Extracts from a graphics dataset
begin

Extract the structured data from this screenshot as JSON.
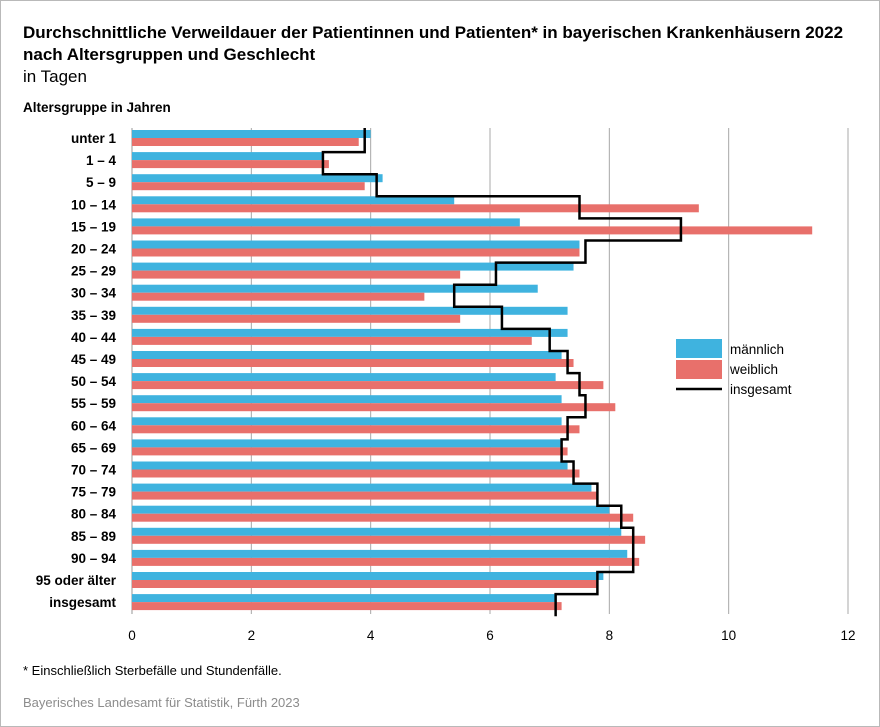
{
  "title": "Durchschnittliche Verweildauer der Patientinnen und Patienten* in bayerischen Krankenhäusern 2022 nach Altersgruppen und Geschlecht",
  "subtitle": "in Tagen",
  "footnote": "* Einschließlich Sterbefälle und Stundenfälle.",
  "source": "Bayerisches Landesamt für Statistik, Fürth 2023",
  "chart_data": {
    "type": "bar",
    "orientation": "horizontal",
    "ylabel": "Altersgruppe in Jahren",
    "categories": [
      "unter 1",
      "1 – 4",
      "5 – 9",
      "10 – 14",
      "15 – 19",
      "20 – 24",
      "25 – 29",
      "30 – 34",
      "35 – 39",
      "40 – 44",
      "45 – 49",
      "50 – 54",
      "55 – 59",
      "60 – 64",
      "65 – 69",
      "70 – 74",
      "75 – 79",
      "80 – 84",
      "85 – 89",
      "90 – 94",
      "95 oder älter",
      "insgesamt"
    ],
    "series": [
      {
        "name": "männlich",
        "kind": "bar",
        "color": "#3fb3df",
        "values": [
          4.0,
          3.2,
          4.2,
          5.4,
          6.5,
          7.5,
          7.4,
          6.8,
          7.3,
          7.3,
          7.2,
          7.1,
          7.2,
          7.2,
          7.2,
          7.3,
          7.7,
          8.0,
          8.2,
          8.3,
          7.9,
          7.1
        ]
      },
      {
        "name": "weiblich",
        "kind": "bar",
        "color": "#e8706b",
        "values": [
          3.8,
          3.3,
          3.9,
          9.5,
          11.4,
          7.5,
          5.5,
          4.9,
          5.5,
          6.7,
          7.4,
          7.9,
          8.1,
          7.5,
          7.3,
          7.5,
          7.8,
          8.4,
          8.6,
          8.5,
          7.8,
          7.2
        ]
      },
      {
        "name": "insgesamt",
        "kind": "step-line",
        "color": "#000000",
        "values": [
          3.9,
          3.2,
          4.1,
          7.5,
          9.2,
          7.6,
          6.1,
          5.4,
          6.2,
          7.0,
          7.3,
          7.5,
          7.6,
          7.3,
          7.2,
          7.4,
          7.8,
          8.2,
          8.4,
          8.4,
          7.8,
          7.1
        ]
      }
    ],
    "xlim": [
      0,
      12
    ],
    "xticks": [
      "0",
      "2",
      "4",
      "6",
      "8",
      "10",
      "12"
    ],
    "grid": "vertical",
    "legend_position": "right"
  }
}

end

• **SET TASK**: From the entries above, copy every line that holds the word "name".

• **RESULT**:
        "name": "männlich",
        "name": "weiblich",
        "name": "insgesamt",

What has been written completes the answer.